• _OBJECTIVE_
Every line containing the word "screenshot" needs to be found and copied.

═══ EXCERPTED DATA ═══

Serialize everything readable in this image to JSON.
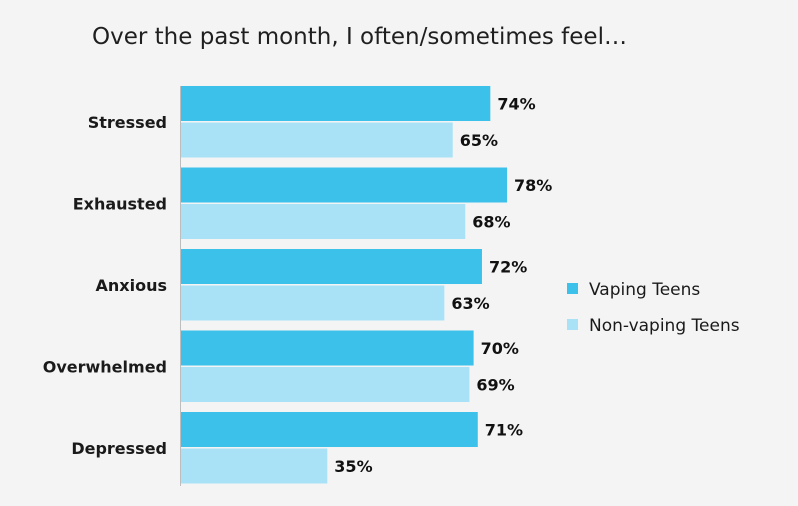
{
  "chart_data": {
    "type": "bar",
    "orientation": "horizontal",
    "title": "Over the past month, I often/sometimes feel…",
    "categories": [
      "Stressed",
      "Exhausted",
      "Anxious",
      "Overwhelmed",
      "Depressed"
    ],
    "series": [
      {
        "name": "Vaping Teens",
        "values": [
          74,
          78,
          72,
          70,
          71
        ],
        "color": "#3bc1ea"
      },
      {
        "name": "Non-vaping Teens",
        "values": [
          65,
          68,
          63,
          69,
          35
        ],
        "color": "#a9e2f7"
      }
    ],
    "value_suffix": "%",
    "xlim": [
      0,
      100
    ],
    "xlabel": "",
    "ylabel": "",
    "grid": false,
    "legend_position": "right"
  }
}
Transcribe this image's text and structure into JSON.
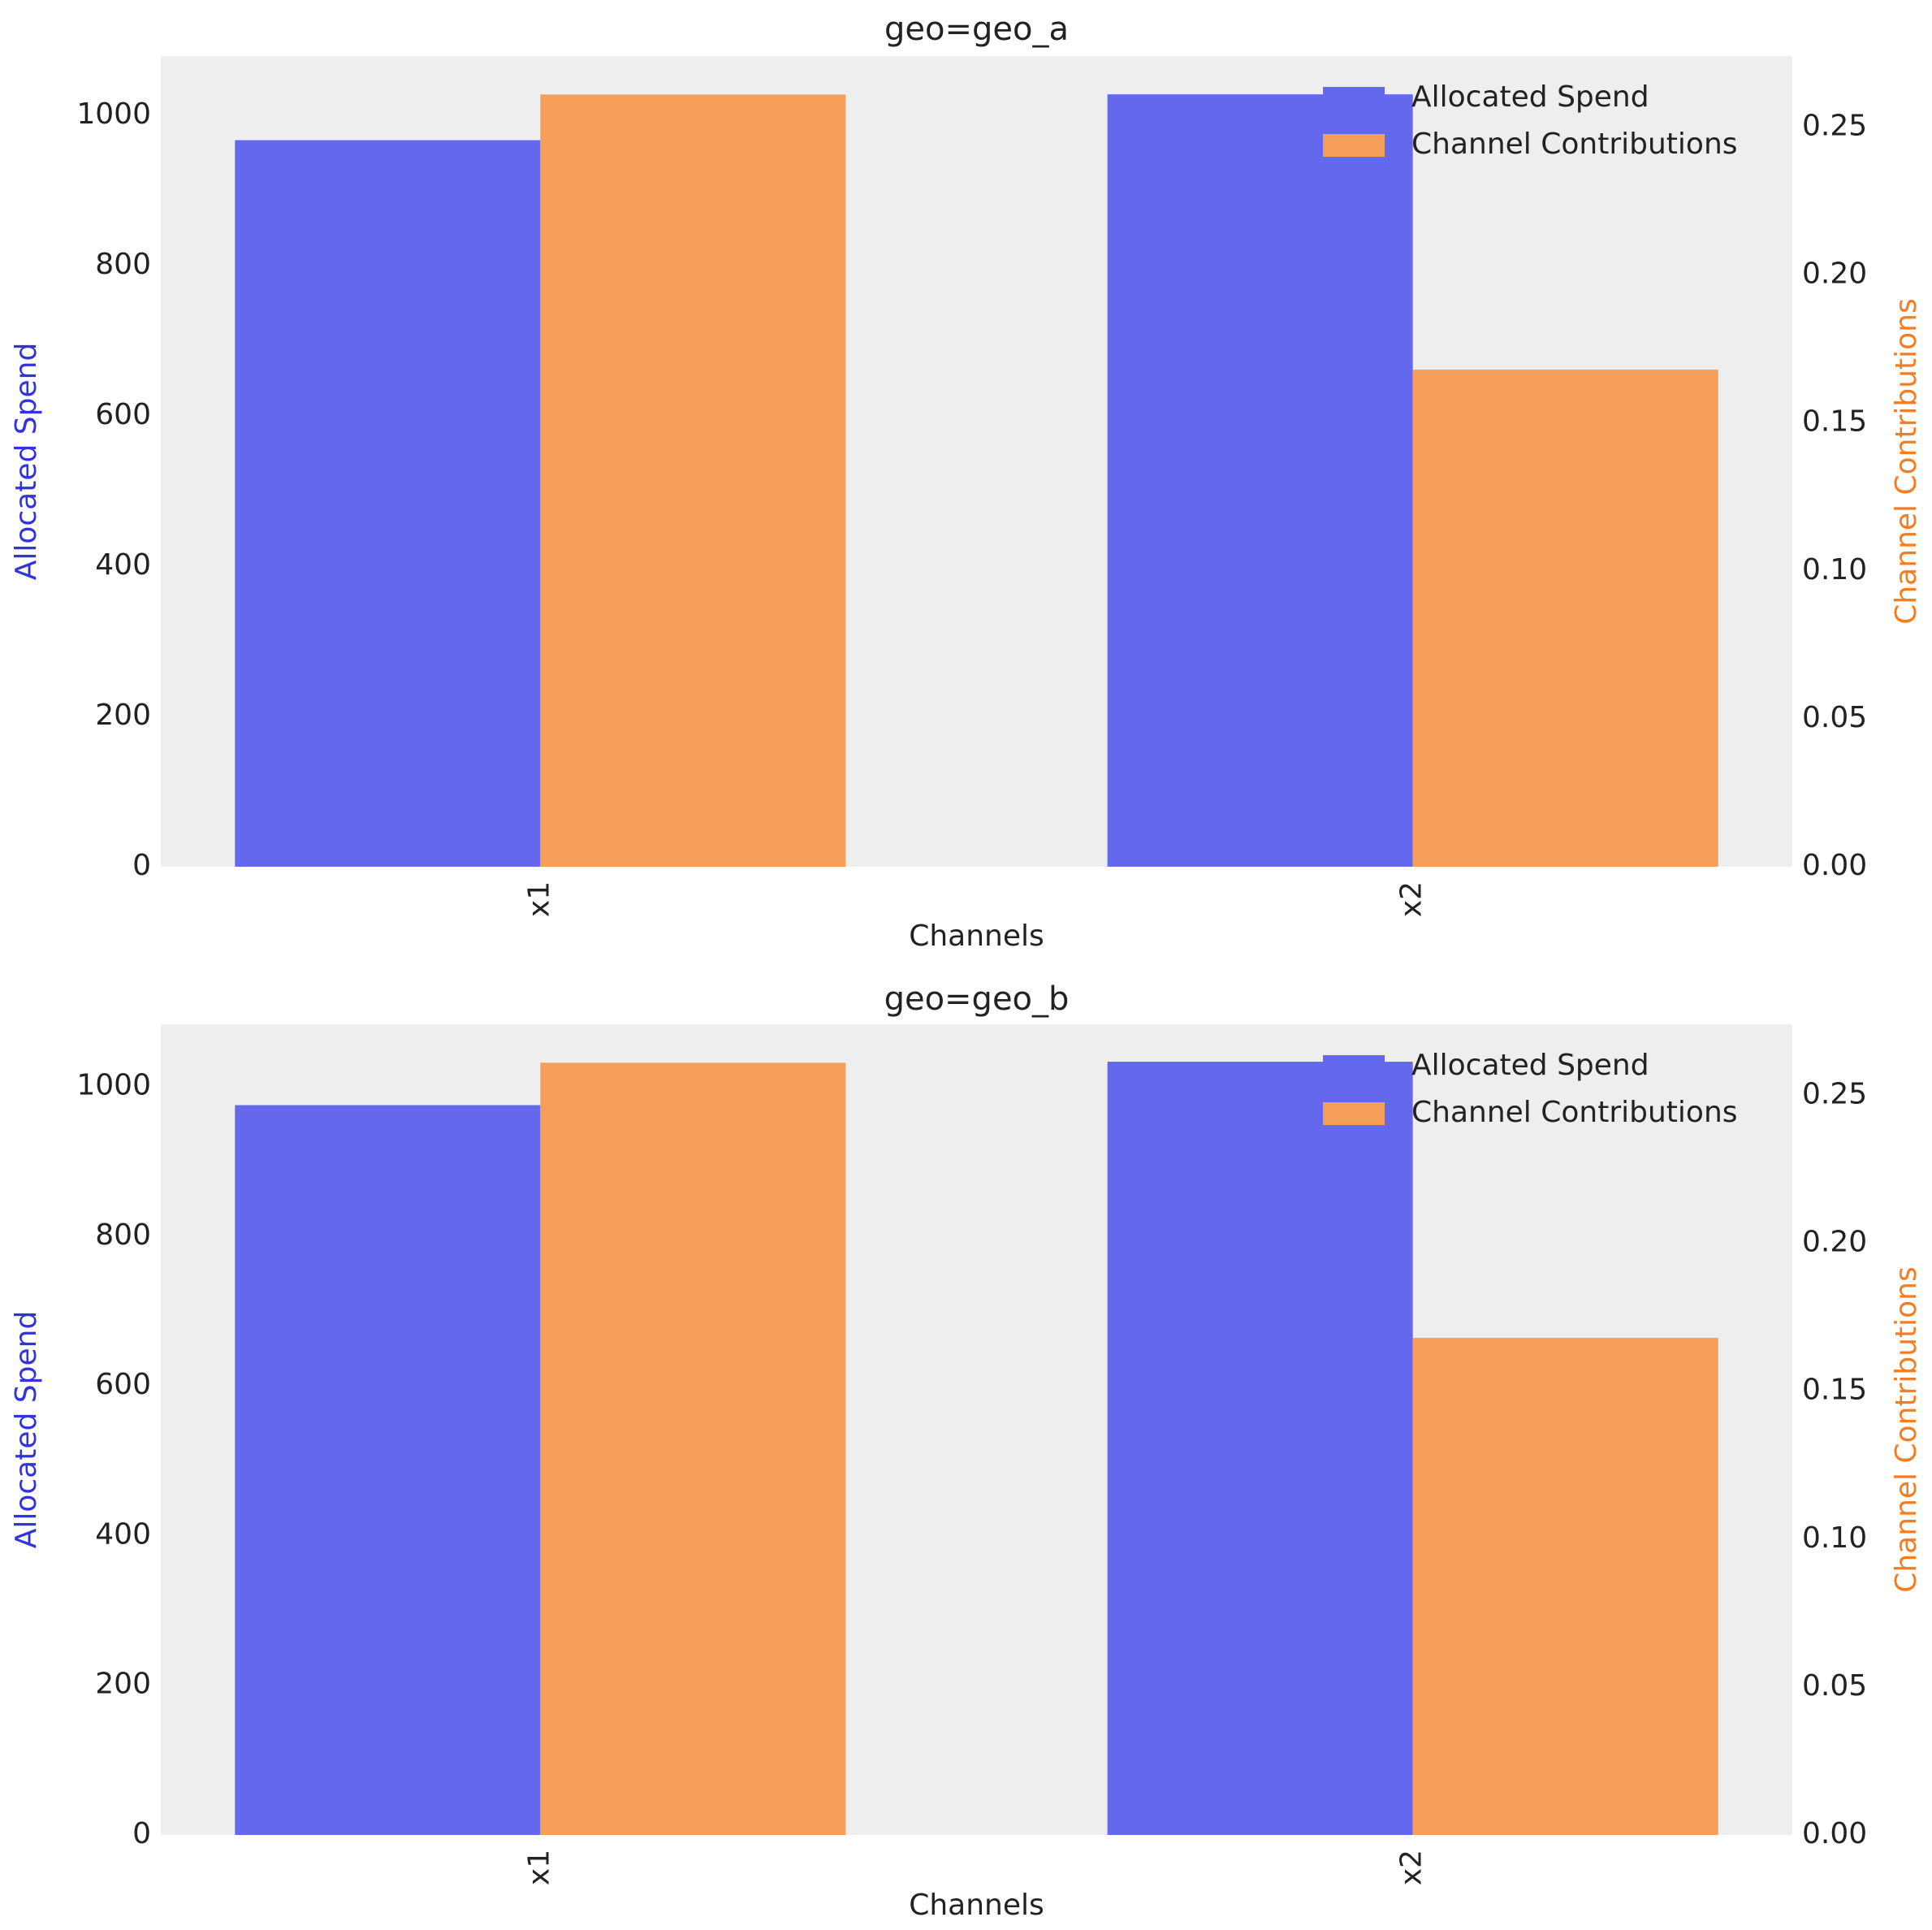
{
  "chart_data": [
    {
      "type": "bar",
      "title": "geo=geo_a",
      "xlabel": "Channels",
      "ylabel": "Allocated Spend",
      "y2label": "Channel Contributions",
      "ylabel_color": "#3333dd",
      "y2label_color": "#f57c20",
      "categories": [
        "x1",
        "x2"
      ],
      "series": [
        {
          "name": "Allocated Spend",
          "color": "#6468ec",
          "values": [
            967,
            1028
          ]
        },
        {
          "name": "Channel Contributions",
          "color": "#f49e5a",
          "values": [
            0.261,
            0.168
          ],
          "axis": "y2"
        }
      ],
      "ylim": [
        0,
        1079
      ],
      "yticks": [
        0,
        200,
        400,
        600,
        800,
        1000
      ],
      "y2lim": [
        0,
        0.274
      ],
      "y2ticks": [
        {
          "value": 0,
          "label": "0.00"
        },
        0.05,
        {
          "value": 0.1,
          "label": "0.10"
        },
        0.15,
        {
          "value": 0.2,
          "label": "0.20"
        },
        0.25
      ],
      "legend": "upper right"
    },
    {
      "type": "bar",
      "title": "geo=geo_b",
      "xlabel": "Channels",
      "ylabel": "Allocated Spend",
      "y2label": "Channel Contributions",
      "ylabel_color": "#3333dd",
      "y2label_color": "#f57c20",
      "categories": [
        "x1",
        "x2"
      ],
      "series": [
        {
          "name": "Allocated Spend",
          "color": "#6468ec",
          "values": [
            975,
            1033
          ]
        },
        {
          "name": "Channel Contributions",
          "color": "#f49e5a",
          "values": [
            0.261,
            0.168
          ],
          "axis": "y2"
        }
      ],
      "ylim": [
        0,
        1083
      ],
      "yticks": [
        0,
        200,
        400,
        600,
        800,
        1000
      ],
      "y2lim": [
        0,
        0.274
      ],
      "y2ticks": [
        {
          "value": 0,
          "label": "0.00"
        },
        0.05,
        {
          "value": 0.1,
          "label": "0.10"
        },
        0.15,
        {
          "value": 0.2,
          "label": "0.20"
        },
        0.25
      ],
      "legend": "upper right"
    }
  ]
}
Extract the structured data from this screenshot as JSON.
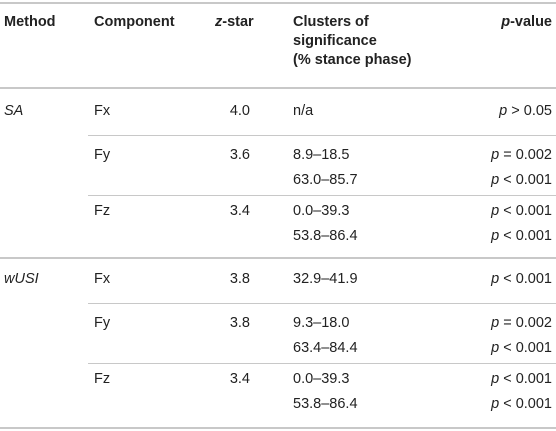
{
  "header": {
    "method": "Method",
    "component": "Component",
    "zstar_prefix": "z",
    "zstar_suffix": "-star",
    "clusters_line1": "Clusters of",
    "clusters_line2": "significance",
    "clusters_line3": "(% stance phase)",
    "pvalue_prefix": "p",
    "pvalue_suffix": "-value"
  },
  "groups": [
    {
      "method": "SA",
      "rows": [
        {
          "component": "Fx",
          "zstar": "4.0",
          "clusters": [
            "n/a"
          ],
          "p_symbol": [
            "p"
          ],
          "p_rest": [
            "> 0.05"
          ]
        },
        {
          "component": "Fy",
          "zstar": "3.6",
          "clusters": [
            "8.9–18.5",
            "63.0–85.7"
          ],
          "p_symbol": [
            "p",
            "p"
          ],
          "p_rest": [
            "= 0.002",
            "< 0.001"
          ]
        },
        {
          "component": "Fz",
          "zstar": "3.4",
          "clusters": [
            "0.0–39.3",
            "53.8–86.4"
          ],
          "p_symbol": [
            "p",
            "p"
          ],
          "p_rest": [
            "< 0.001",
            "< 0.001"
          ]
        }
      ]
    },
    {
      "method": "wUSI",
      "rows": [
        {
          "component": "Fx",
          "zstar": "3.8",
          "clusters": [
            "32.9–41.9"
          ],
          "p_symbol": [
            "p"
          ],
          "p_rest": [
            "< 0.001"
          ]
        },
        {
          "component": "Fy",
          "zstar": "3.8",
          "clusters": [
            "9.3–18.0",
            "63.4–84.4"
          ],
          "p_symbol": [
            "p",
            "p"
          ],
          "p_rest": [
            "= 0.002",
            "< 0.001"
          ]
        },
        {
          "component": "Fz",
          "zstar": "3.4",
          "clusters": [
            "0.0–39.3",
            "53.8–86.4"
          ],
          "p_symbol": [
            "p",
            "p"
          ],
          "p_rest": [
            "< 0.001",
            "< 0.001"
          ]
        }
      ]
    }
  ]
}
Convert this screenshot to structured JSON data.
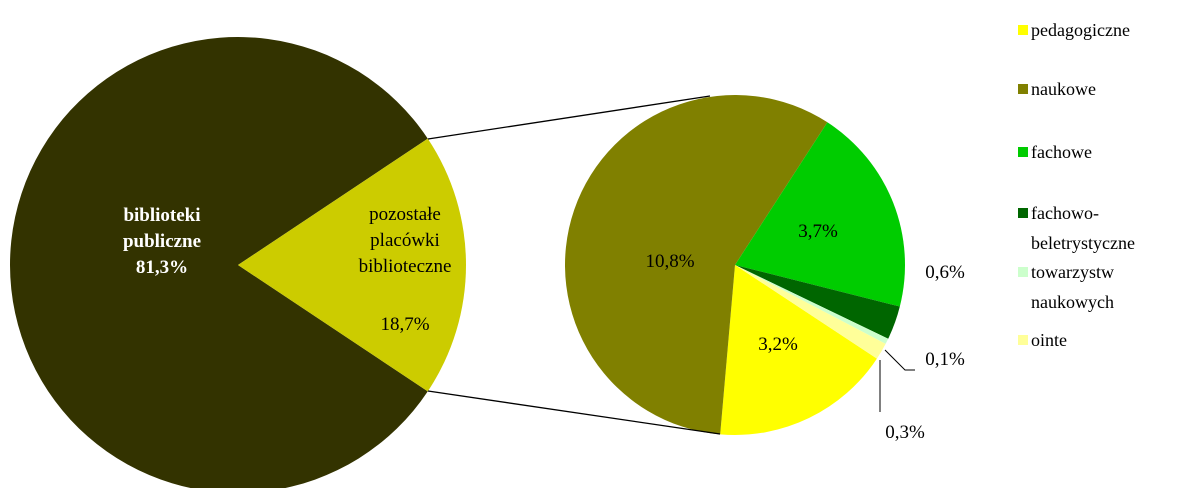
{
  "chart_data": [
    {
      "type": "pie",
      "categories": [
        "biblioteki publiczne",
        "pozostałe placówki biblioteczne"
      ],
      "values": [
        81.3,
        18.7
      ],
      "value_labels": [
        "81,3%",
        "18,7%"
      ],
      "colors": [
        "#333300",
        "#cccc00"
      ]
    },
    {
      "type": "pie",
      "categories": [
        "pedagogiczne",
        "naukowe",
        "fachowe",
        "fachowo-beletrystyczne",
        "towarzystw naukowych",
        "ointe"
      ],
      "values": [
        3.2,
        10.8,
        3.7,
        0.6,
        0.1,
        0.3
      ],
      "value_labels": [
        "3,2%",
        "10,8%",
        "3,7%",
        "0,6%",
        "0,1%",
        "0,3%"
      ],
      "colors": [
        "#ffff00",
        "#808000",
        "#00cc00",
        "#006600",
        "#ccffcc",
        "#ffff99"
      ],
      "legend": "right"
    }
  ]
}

═══

• _SOLUTION FOR THIS PROBLEM_
Extract the structured data from this screenshot as JSON.
Convert this screenshot to structured JSON data.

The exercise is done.